→ **TASK BRIEF**:
Look through the lines below and state how many hold the word "下列说法正确的是". Write only the number.

[Excerpt from a dataset]
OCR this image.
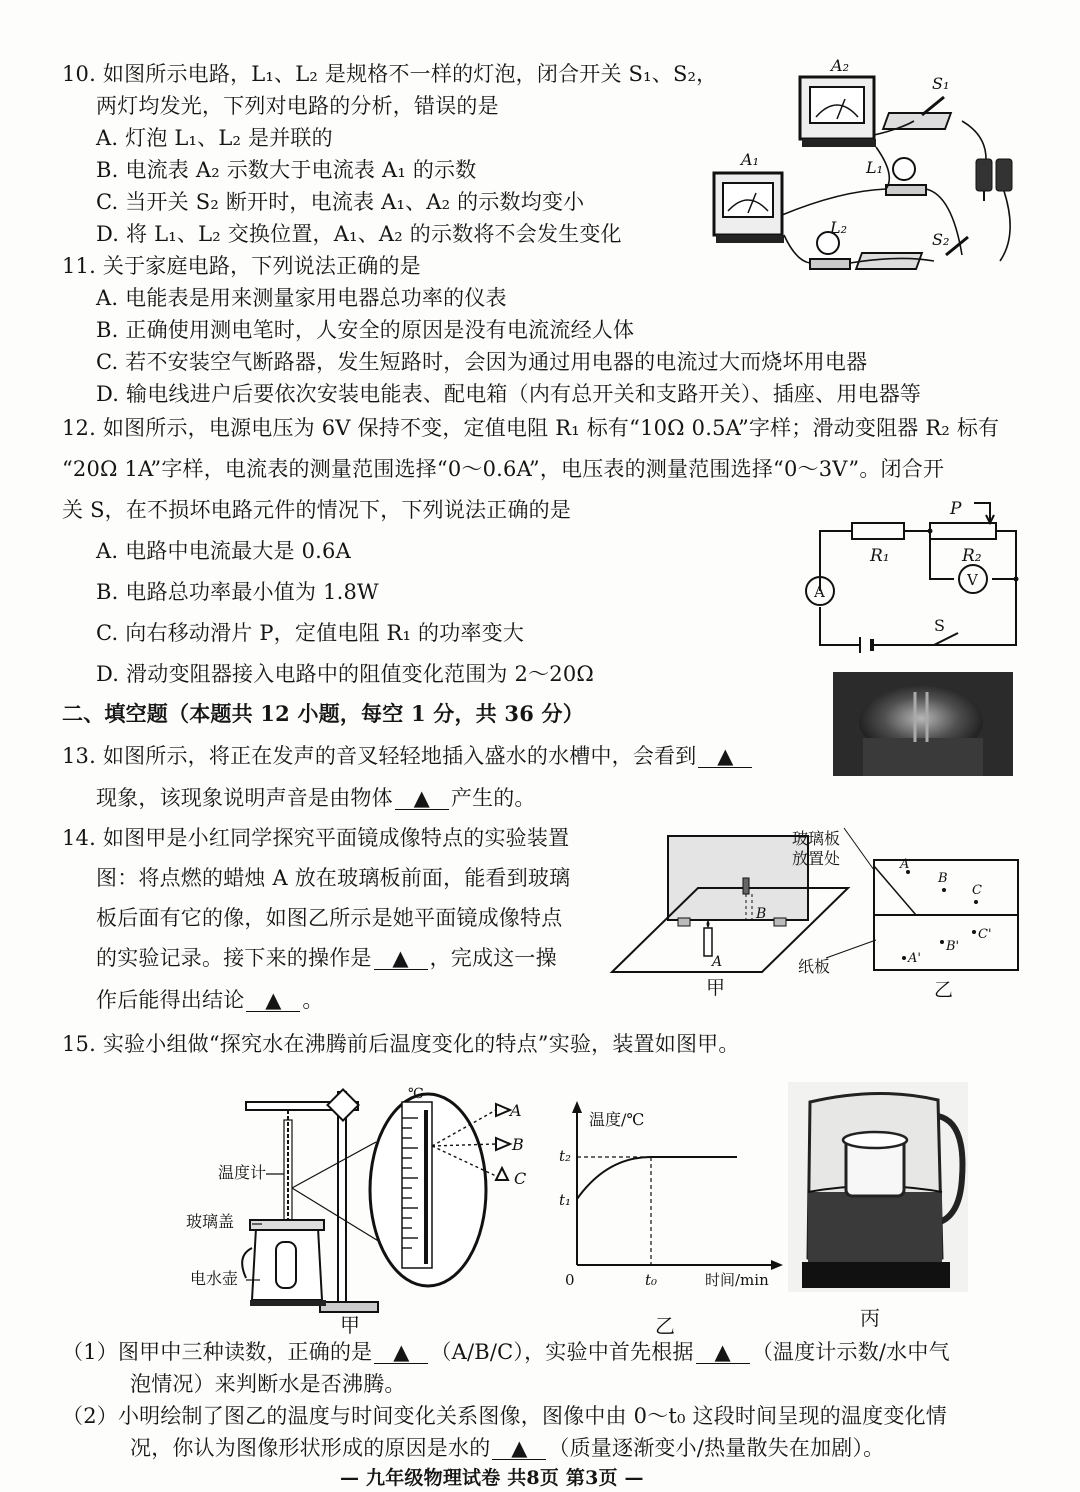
10. 如图所示电路，L₁、L₂ 是规格不一样的灯泡，闭合开关 S₁、S₂，
两灯均发光，下列对电路的分析，错误的是
A. 灯泡 L₁、L₂ 是并联的
B. 电流表 A₂ 示数大于电流表 A₁ 的示数
C. 当开关 S₂ 断开时，电流表 A₁、A₂ 的示数均变小
D. 将 L₁、L₂ 交换位置，A₁、A₂ 的示数将不会发生变化
A₂
S₁
A₁	L₁
L₂
S₂
11. 关于家庭电路，下列说法正确的是
A. 电能表是用来测量家用电器总功率的仪表
B. 正确使用测电笔时，人安全的原因是没有电流流经人体
C. 若不安装空气断路器，发生短路时，会因为通过用电器的电流过大而烧坏用电器
D. 输电线进户后要依次安装电能表、配电箱（内有总开关和支路开关）、插座、用电器等
12. 如图所示，电源电压为 6V 保持不变，定值电阻 R₁ 标有“10Ω 0.5A”字样；滑动变阻器 R₂ 标有
“20Ω 1A”字样，电流表的测量范围选择“0～0.6A”，电压表的测量范围选择“0～3V”。闭合开
关 S，在不损坏电路元件的情况下，下列说法正确的是
A. 电路中电流最大是 0.6A
B. 电路总功率最小值为 1.8W
C. 向右移动滑片 P，定值电阻 R₁ 的功率变大
D. 滑动变阻器接入电路中的阻值变化范围为 2～20Ω
P
R₁	R₂
A
V
S
二、填空题（本题共 12 小题，每空 1 分，共 36 分）
13. 如图所示，将正在发声的音叉轻轻地插入盛水的水槽中，会看到 ▲
现象，该现象说明声音是由物体 ▲ 产生的。
14. 如图甲是小红同学探究平面镜成像特点的实验装置
图：将点燃的蜡烛 A 放在玻璃板前面，能看到玻璃
板后面有它的像，如图乙所示是她平面镜成像特点
的实验记录。接下来的操作是 ▲ ，完成这一操
作后能得出结论 ▲ 。
A
B
甲
玻璃板
放置处
纸板
A
B
C
A'
B'
C'
乙
15. 实验小组做“探究水在沸腾前后温度变化的特点”实验，装置如图甲。
温度计
玻璃盖
电水壶
℃
A
B
C
甲
温度/℃
时间/min
t₂
t₁
0	t₀
乙	丙
（1）图甲中三种读数，正确的是 ▲ （A/B/C），实验中首先根据 ▲ （温度计示数/水中气
泡情况）来判断水是否沸腾。
（2）小明绘制了图乙的温度与时间变化关系图像，图像中由 0～t₀ 这段时间呈现的温度变化情
况，你认为图像形状形成的原因是水的 ▲ （质量逐渐变小/热量散失在加剧）。
— 九年级物理试卷 共8页 第3页 —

→ **REPLY**:
2